Dataset records
■ ■ ■ ■ ■

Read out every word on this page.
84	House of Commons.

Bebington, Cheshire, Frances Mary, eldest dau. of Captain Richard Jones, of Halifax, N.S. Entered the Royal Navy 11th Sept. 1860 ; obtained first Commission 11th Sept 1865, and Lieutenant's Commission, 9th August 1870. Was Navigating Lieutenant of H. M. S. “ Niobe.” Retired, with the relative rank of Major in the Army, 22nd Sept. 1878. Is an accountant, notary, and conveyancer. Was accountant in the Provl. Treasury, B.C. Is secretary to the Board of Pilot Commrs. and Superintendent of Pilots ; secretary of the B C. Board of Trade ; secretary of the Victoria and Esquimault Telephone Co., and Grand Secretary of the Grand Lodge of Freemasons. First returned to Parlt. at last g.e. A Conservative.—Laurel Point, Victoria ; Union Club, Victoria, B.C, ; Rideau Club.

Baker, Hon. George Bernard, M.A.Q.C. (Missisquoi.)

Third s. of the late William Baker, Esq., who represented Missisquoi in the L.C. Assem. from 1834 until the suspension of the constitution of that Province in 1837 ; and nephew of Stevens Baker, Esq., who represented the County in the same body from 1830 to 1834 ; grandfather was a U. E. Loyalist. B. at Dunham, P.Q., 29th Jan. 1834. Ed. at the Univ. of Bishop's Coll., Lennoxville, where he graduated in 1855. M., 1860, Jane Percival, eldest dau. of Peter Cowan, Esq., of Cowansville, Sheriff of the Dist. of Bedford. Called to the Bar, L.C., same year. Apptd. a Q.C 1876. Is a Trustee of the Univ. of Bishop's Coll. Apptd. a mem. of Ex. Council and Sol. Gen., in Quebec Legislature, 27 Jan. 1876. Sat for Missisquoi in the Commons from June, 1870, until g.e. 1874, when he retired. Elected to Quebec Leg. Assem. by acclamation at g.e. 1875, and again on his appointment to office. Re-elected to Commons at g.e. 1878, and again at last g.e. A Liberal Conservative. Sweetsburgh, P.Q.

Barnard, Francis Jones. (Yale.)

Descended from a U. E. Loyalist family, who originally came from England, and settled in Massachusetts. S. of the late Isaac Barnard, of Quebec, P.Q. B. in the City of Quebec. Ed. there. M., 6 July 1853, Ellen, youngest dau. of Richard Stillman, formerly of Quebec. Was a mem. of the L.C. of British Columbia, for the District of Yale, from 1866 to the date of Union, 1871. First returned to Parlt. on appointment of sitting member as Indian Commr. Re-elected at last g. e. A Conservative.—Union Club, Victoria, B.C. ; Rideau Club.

■ ■ ■ ■ ■

## THE REQUEST
Pull every line containing the word "Richard" out of the entries above.

## SOLUTION FOR THIS EXERCISE
Bebington, Cheshire, Frances Mary, eldest dau. of Captain Richard Jones, of Halifax, N.S. Entered the Royal Navy 11th Sept. 1860 ; obtained first Commission 11th Sept 1865, and Lieutenant's Commission, 9th August 1870. Was Navigating Lieutenant of H. M. S. “ Niobe.” Retired, with the relative rank of Major in the Army, 22nd Sept. 1878. Is an accountant, notary, and conveyancer. Was accountant in the Provl. Treasury, B.C. Is secretary to the Board of Pilot Commrs. and Superintendent of Pilots ; secretary of the B C. Board of Trade ; secretary of the Victoria and Esquimault Telephone Co., and Grand Secretary of the Grand Lodge of Freemasons. First returned to Parlt. at last g.e. A Conservative.—Laurel Point, Victoria ; Union Club, Victoria, B.C, ; Rideau Club.
Descended from a U. E. Loyalist family, who originally came from England, and settled in Massachusetts. S. of the late Isaac Barnard, of Quebec, P.Q. B. in the City of Quebec. Ed. there. M., 6 July 1853, Ellen, youngest dau. of Richard Stillman, formerly of Quebec. Was a mem. of the L.C. of British Columbia, for the District of Yale, from 1866 to the date of Union, 1871. First returned to Parlt. on appointment of sitting member as Indian Commr. Re-elected at last g. e. A Conservative.—Union Club, Victoria, B.C. ; Rideau Club.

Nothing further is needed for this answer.